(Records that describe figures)
○ ○ ○ ○ ○ ○ ○
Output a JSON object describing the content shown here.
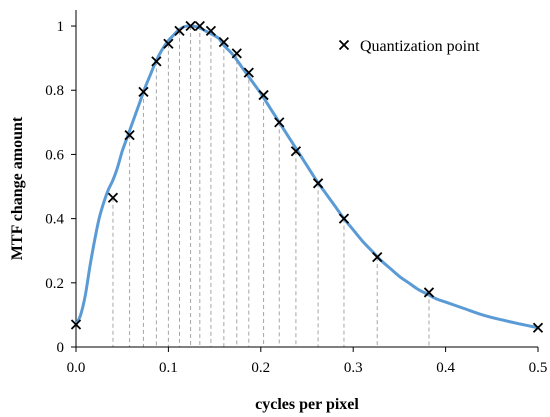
{
  "chart_data": {
    "type": "line",
    "xlabel": "cycles per pixel",
    "ylabel": "MTF change amount",
    "xlim": [
      0,
      0.5
    ],
    "ylim": [
      0,
      1.05
    ],
    "xticks": [
      "0.0",
      "0.1",
      "0.2",
      "0.3",
      "0.4",
      "0.5"
    ],
    "xtick_values": [
      0,
      0.1,
      0.2,
      0.3,
      0.4,
      0.5
    ],
    "yticks": [
      "0",
      "0.2",
      "0.4",
      "0.6",
      "0.8",
      "1"
    ],
    "ytick_values": [
      0,
      0.2,
      0.4,
      0.6,
      0.8,
      1
    ],
    "grid": false,
    "legend_position": "top-right",
    "colors": {
      "curve": "#5b9bd5",
      "marker": "#000000",
      "dropline": "#a6a6a6"
    },
    "curve": {
      "x": [
        0,
        0.005,
        0.01,
        0.015,
        0.02,
        0.025,
        0.03,
        0.035,
        0.04,
        0.045,
        0.05,
        0.055,
        0.06,
        0.065,
        0.07,
        0.075,
        0.08,
        0.085,
        0.09,
        0.095,
        0.1,
        0.105,
        0.11,
        0.115,
        0.12,
        0.125,
        0.13,
        0.135,
        0.14,
        0.145,
        0.15,
        0.155,
        0.16,
        0.17,
        0.18,
        0.19,
        0.2,
        0.21,
        0.22,
        0.23,
        0.24,
        0.25,
        0.26,
        0.27,
        0.28,
        0.29,
        0.3,
        0.31,
        0.32,
        0.33,
        0.34,
        0.35,
        0.36,
        0.37,
        0.38,
        0.39,
        0.4,
        0.42,
        0.44,
        0.46,
        0.48,
        0.5
      ],
      "y": [
        0.07,
        0.1,
        0.16,
        0.25,
        0.33,
        0.4,
        0.45,
        0.49,
        0.52,
        0.56,
        0.61,
        0.65,
        0.69,
        0.73,
        0.77,
        0.81,
        0.845,
        0.88,
        0.91,
        0.935,
        0.955,
        0.97,
        0.985,
        0.995,
        1.0,
        1.0,
        0.998,
        0.993,
        0.985,
        0.978,
        0.97,
        0.96,
        0.94,
        0.91,
        0.87,
        0.83,
        0.79,
        0.745,
        0.7,
        0.655,
        0.61,
        0.565,
        0.52,
        0.48,
        0.44,
        0.4,
        0.365,
        0.33,
        0.3,
        0.27,
        0.245,
        0.22,
        0.2,
        0.18,
        0.165,
        0.15,
        0.14,
        0.12,
        0.1,
        0.085,
        0.072,
        0.06
      ]
    },
    "series": [
      {
        "name": "Quantization point",
        "x": [
          0.0,
          0.04,
          0.058,
          0.073,
          0.087,
          0.1,
          0.112,
          0.124,
          0.134,
          0.146,
          0.16,
          0.174,
          0.187,
          0.203,
          0.22,
          0.238,
          0.262,
          0.29,
          0.326,
          0.382,
          0.5
        ],
        "y": [
          0.07,
          0.465,
          0.66,
          0.795,
          0.89,
          0.945,
          0.985,
          1.0,
          1.0,
          0.985,
          0.95,
          0.915,
          0.855,
          0.785,
          0.7,
          0.61,
          0.51,
          0.4,
          0.28,
          0.17,
          0.06
        ]
      }
    ]
  }
}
○ ○ ○ ○ ○ ○ ○
= GOAL =
Output all the records, word for word, with no pictures in the copy.

= OUTPUT BELOW =
Output a JSON object describing the content shown here.
{
  "chart_data": {
    "type": "line",
    "xlabel": "cycles per pixel",
    "ylabel": "MTF change amount",
    "xlim": [
      0,
      0.5
    ],
    "ylim": [
      0,
      1.05
    ],
    "xticks": [
      "0.0",
      "0.1",
      "0.2",
      "0.3",
      "0.4",
      "0.5"
    ],
    "xtick_values": [
      0,
      0.1,
      0.2,
      0.3,
      0.4,
      0.5
    ],
    "yticks": [
      "0",
      "0.2",
      "0.4",
      "0.6",
      "0.8",
      "1"
    ],
    "ytick_values": [
      0,
      0.2,
      0.4,
      0.6,
      0.8,
      1
    ],
    "grid": false,
    "legend_position": "top-right",
    "colors": {
      "curve": "#5b9bd5",
      "marker": "#000000",
      "dropline": "#a6a6a6"
    },
    "curve": {
      "x": [
        0,
        0.005,
        0.01,
        0.015,
        0.02,
        0.025,
        0.03,
        0.035,
        0.04,
        0.045,
        0.05,
        0.055,
        0.06,
        0.065,
        0.07,
        0.075,
        0.08,
        0.085,
        0.09,
        0.095,
        0.1,
        0.105,
        0.11,
        0.115,
        0.12,
        0.125,
        0.13,
        0.135,
        0.14,
        0.145,
        0.15,
        0.155,
        0.16,
        0.17,
        0.18,
        0.19,
        0.2,
        0.21,
        0.22,
        0.23,
        0.24,
        0.25,
        0.26,
        0.27,
        0.28,
        0.29,
        0.3,
        0.31,
        0.32,
        0.33,
        0.34,
        0.35,
        0.36,
        0.37,
        0.38,
        0.39,
        0.4,
        0.42,
        0.44,
        0.46,
        0.48,
        0.5
      ],
      "y": [
        0.07,
        0.1,
        0.16,
        0.25,
        0.33,
        0.4,
        0.45,
        0.49,
        0.52,
        0.56,
        0.61,
        0.65,
        0.69,
        0.73,
        0.77,
        0.81,
        0.845,
        0.88,
        0.91,
        0.935,
        0.955,
        0.97,
        0.985,
        0.995,
        1.0,
        1.0,
        0.998,
        0.993,
        0.985,
        0.978,
        0.97,
        0.96,
        0.94,
        0.91,
        0.87,
        0.83,
        0.79,
        0.745,
        0.7,
        0.655,
        0.61,
        0.565,
        0.52,
        0.48,
        0.44,
        0.4,
        0.365,
        0.33,
        0.3,
        0.27,
        0.245,
        0.22,
        0.2,
        0.18,
        0.165,
        0.15,
        0.14,
        0.12,
        0.1,
        0.085,
        0.072,
        0.06
      ]
    },
    "series": [
      {
        "name": "Quantization point",
        "x": [
          0.0,
          0.04,
          0.058,
          0.073,
          0.087,
          0.1,
          0.112,
          0.124,
          0.134,
          0.146,
          0.16,
          0.174,
          0.187,
          0.203,
          0.22,
          0.238,
          0.262,
          0.29,
          0.326,
          0.382,
          0.5
        ],
        "y": [
          0.07,
          0.465,
          0.66,
          0.795,
          0.89,
          0.945,
          0.985,
          1.0,
          1.0,
          0.985,
          0.95,
          0.915,
          0.855,
          0.785,
          0.7,
          0.61,
          0.51,
          0.4,
          0.28,
          0.17,
          0.06
        ]
      }
    ]
  }
}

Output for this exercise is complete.